Trecho fornecido>
════
Segundo bolsonaristas, os militares que “servem” ao governo não o abandonarão em nenhuma hipótese. “Se o Bolsonaro disser: fiquem!, eles ficam. Ordem não se discute, se cumpre!”, nas palavras da deputada federal Carla Zambelli (PSL-SP).
Com a nomeação do general Braga Netto para a Casa Civil, militares passaram a ocupar todas as funções ministeriais do Palácio do Planalto. Foi uma opção concomitante ao aumento dos conflitos do presidente com o Congresso e os partidos políticos, inclusive o PSL.
Porém essa compulsão por blindar-se, cercando-se exclusivamente de militares, pode ser sinal de fraqueza. O presidente está exausto. Alimentou conflitos e inimigos em excesso e perdeu aliados de primeira hora. Decidiu convocar manifestações de rua sobre os demais poderes para compensar a sua incapacidade de articulação política e interinstitucional.
════
Dados disponíveis>
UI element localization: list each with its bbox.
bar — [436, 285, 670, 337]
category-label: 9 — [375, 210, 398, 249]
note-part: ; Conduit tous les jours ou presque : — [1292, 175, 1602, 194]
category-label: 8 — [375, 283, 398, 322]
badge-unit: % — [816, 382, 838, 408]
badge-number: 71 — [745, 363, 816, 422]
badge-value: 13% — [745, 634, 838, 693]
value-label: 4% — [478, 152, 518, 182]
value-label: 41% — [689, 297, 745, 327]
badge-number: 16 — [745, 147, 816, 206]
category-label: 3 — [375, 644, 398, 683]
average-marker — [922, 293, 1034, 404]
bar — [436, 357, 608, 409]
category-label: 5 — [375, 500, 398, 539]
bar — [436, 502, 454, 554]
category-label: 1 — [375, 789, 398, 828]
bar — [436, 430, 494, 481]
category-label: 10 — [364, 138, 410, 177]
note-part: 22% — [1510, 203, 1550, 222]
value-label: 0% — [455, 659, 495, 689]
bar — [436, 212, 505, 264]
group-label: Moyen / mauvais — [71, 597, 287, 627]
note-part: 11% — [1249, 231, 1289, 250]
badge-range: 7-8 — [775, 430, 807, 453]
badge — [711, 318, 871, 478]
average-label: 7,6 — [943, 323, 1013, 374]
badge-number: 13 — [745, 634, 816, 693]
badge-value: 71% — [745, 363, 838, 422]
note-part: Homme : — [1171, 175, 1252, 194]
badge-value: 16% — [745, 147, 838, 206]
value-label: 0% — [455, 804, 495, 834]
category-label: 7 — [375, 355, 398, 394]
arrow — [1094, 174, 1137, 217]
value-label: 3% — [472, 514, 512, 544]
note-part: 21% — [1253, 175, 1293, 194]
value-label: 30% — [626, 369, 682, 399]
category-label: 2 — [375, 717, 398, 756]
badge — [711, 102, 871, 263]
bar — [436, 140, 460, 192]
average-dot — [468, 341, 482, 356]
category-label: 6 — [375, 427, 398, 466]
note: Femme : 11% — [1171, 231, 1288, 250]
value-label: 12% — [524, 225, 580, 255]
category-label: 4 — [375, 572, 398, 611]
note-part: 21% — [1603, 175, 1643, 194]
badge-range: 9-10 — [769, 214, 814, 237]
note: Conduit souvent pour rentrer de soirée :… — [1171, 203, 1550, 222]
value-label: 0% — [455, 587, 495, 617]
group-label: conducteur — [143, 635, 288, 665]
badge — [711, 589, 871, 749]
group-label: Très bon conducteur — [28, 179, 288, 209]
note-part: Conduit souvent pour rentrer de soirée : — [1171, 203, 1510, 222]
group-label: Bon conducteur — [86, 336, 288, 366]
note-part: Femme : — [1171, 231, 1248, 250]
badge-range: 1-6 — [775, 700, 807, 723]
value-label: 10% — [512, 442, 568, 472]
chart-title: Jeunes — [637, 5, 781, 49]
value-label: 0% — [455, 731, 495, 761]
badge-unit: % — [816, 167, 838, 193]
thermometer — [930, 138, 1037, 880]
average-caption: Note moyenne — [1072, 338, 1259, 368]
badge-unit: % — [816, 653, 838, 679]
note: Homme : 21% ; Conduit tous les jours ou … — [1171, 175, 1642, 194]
════
Problema A>
Por favor, responda a cada pergunta sobre o trecho a respeito de Bolsonaro e os militares em uma linha própria, com a mesma marcação:
(i) Segundo a deputada Carla Zambelli, o que os militares fazem se Bolsonaro disser "fiquem!"?
(ii) Para qual cargo foi nomeado o general Braga Netto?
(iii) O que o presidente quis compensar ao convocar manifestações de rua?
Problema B> Prossiga com o trecho sobre Bolsonaro e os militares a partir da última frase apresentada.

Espaço para resposta A>
(i) Eles ficam.
(ii) A Casa Civil.
(iii) A sua incapacidade de articulação política e interinstitucional.

Espaço para resposta B>
É evidente que o general Braga Netto consultou o presidente quando fechou acordo com os dirigentes do Congresso sobre emendas ao orçamento federal. Mas o general Augusto Heleno, do Gabinete de Segurança Institucional, foi flagrado, no palácio, acusando de chantagem os interlocutores do acordo e homenageando o Congresso com um sonoro “foda-se”. Foi o sinal para chamar radicais às ruas e ameaçar o Congresso.
O general Santos Cruz, após a sua demissão da Secretaria de Governo, tornou-se porta-voz informal de oficiais incomodados com os danos que Bolsonaro está causando à imagem do Exército, ao associá-la a decisões equivocadas, posturas radicais e erráticas. Enquanto a infecção pelo coronavírus avança nas hostes palacianas, a orientação no Ministério da Defesa é reforçar a imagem positiva das instituições militares junto à população e evitar associação a Bolsonaro.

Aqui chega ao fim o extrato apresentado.